═════ Dataset rows ═════

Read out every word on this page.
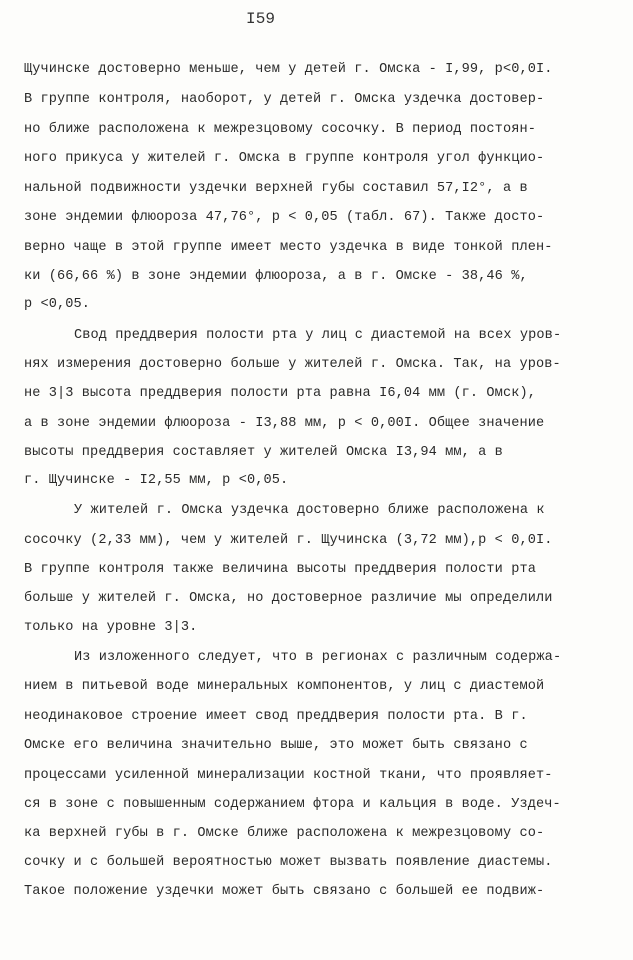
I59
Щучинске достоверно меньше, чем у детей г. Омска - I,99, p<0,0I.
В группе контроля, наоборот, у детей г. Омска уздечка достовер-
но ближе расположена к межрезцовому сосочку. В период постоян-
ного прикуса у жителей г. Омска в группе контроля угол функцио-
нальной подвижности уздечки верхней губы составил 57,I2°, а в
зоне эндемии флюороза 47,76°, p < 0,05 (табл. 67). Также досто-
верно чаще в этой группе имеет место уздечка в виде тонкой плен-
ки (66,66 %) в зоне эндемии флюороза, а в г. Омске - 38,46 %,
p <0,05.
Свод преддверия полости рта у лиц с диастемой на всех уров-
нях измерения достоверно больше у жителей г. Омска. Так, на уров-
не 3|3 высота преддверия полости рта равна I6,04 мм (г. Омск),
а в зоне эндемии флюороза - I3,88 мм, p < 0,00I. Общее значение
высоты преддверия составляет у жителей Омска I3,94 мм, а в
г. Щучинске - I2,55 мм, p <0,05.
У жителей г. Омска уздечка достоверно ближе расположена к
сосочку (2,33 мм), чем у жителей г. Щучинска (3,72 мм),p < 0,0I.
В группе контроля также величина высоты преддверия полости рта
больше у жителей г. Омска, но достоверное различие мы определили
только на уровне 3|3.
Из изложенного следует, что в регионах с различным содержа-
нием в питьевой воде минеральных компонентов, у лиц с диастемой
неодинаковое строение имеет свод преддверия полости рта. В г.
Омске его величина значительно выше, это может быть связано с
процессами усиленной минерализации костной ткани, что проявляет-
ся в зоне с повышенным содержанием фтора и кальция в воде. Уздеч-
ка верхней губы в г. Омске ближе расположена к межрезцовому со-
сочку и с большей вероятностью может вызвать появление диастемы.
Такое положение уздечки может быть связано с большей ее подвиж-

═════
═════ Dataset rows ═════

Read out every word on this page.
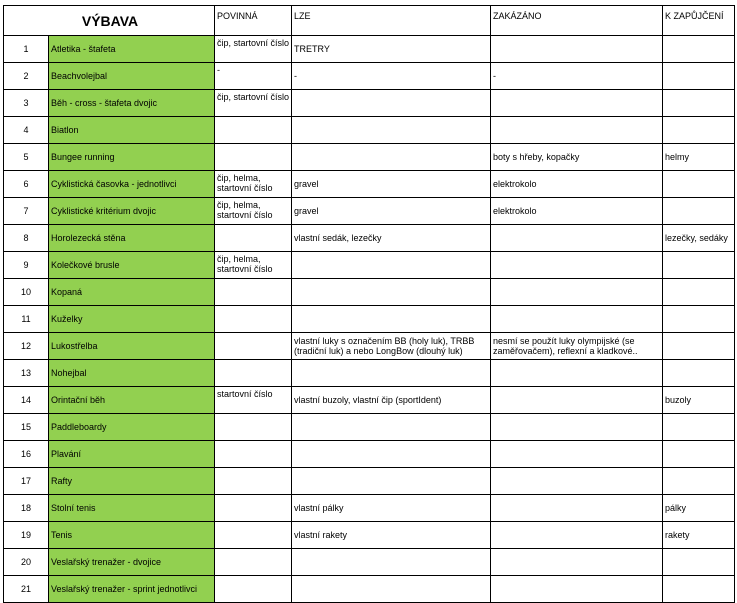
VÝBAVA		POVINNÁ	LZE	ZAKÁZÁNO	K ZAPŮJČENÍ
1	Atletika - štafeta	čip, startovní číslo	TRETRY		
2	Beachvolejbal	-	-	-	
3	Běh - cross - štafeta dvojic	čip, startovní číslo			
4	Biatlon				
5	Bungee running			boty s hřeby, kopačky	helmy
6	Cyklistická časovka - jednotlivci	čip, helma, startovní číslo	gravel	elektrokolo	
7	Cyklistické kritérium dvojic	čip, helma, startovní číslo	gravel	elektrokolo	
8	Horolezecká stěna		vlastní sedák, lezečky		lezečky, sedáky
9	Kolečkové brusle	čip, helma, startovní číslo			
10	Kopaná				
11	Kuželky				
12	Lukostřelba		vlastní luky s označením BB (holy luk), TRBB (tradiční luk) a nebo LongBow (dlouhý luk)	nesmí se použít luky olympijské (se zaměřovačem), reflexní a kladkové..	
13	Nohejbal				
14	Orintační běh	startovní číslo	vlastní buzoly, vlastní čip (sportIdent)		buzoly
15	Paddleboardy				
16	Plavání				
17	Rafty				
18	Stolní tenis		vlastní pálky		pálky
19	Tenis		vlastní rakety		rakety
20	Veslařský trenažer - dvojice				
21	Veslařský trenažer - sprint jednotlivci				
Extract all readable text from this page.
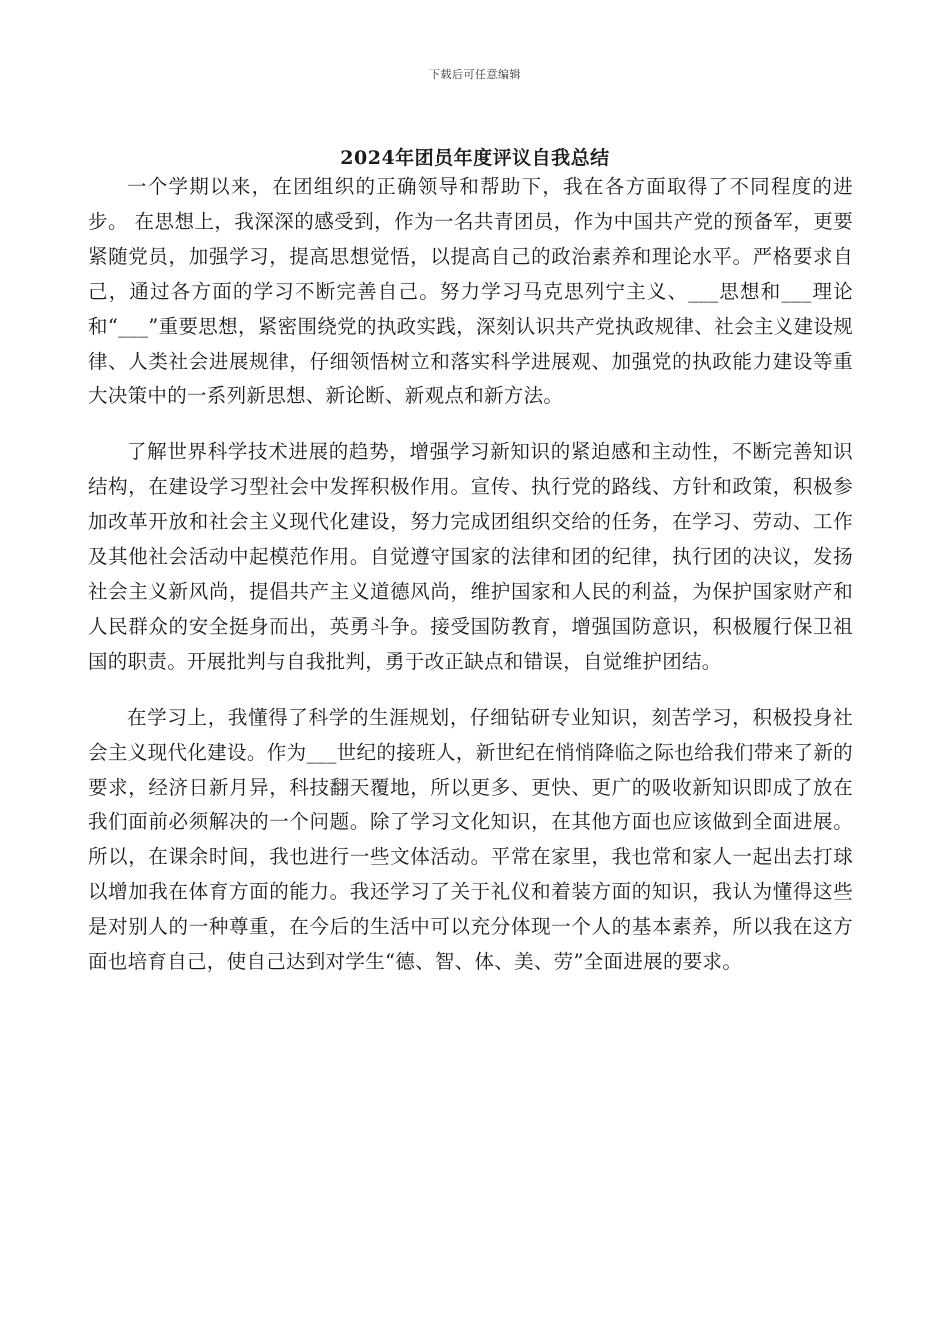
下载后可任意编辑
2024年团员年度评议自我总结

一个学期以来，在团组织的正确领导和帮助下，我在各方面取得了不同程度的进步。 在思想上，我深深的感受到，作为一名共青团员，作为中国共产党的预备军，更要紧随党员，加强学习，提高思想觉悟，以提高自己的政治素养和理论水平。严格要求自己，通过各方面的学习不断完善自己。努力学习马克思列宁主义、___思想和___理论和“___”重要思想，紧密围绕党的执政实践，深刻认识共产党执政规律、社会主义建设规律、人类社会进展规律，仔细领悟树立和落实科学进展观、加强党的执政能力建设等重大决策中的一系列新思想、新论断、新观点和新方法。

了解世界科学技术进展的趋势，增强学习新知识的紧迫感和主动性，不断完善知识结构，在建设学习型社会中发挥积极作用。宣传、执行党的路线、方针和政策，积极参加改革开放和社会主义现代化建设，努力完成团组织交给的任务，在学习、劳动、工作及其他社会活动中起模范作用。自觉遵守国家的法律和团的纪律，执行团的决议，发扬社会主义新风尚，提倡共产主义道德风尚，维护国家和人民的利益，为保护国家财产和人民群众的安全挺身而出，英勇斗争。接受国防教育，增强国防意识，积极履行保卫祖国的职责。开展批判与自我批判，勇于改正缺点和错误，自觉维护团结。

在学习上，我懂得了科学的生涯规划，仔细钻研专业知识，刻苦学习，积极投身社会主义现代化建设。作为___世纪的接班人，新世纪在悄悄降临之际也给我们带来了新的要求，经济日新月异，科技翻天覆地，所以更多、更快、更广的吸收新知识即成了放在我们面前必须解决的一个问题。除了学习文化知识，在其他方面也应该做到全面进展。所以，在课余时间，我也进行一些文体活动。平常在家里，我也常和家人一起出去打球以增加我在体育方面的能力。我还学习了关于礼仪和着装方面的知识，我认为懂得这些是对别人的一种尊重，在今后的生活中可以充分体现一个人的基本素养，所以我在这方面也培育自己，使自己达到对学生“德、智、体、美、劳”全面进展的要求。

═════
═════ Dataset rows ═════

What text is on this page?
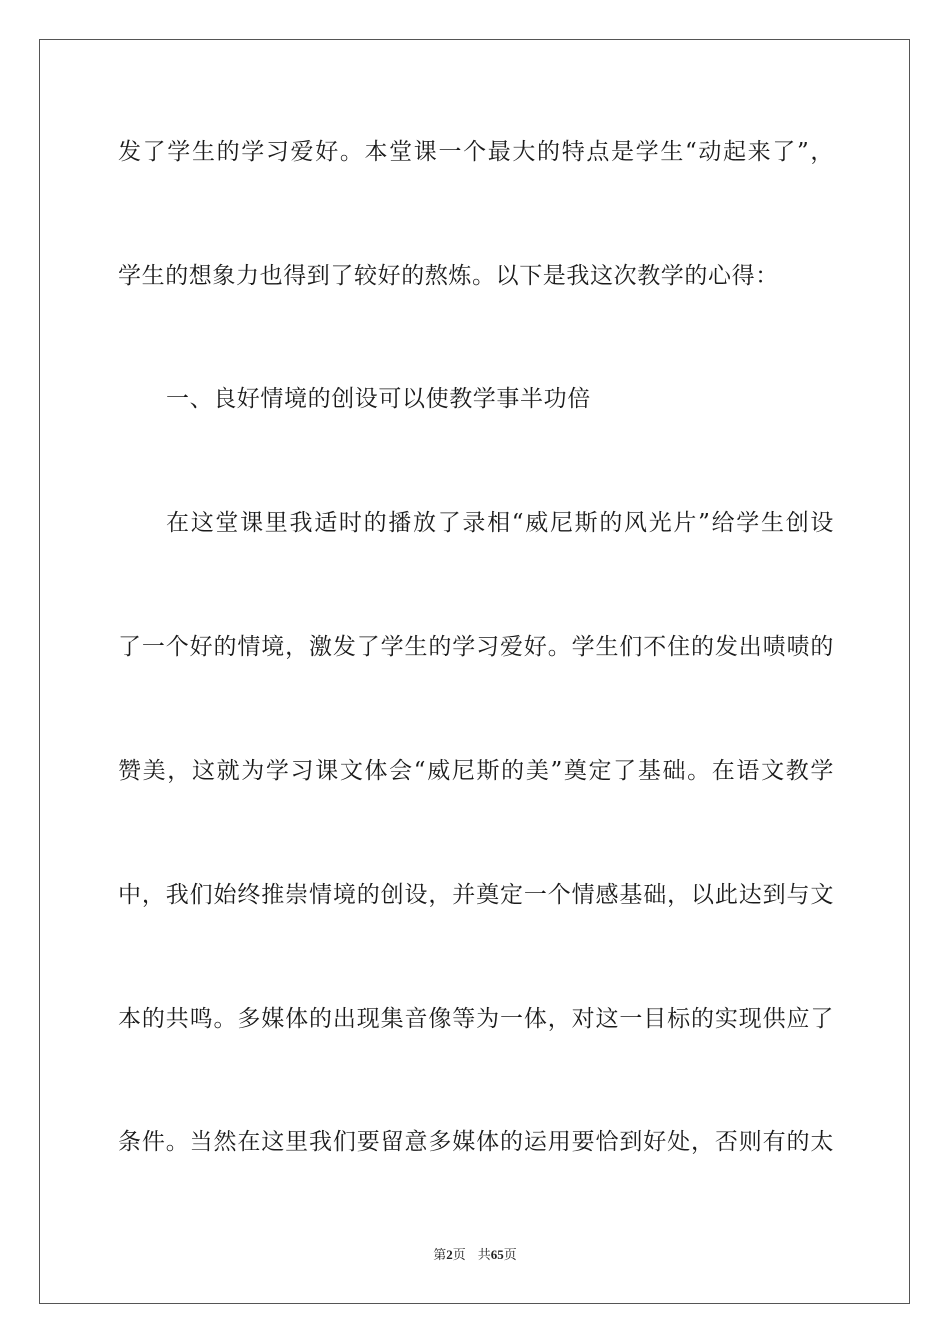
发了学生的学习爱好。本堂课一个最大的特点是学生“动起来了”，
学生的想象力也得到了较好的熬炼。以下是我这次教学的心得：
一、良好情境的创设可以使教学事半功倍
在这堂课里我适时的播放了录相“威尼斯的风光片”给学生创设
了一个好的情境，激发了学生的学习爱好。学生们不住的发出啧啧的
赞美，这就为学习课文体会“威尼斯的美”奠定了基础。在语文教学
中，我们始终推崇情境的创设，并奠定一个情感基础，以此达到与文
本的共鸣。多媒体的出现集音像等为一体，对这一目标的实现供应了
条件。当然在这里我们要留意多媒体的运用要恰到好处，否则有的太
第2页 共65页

═════

Description of the task: Find every line that holds "может" and copy it.

Task result:
Омске его величина значительно выше, это может быть связано с
сочку и с большей вероятностью может вызвать появление диастемы.
Такое положение уздечки может быть связано с большей ее подвиж-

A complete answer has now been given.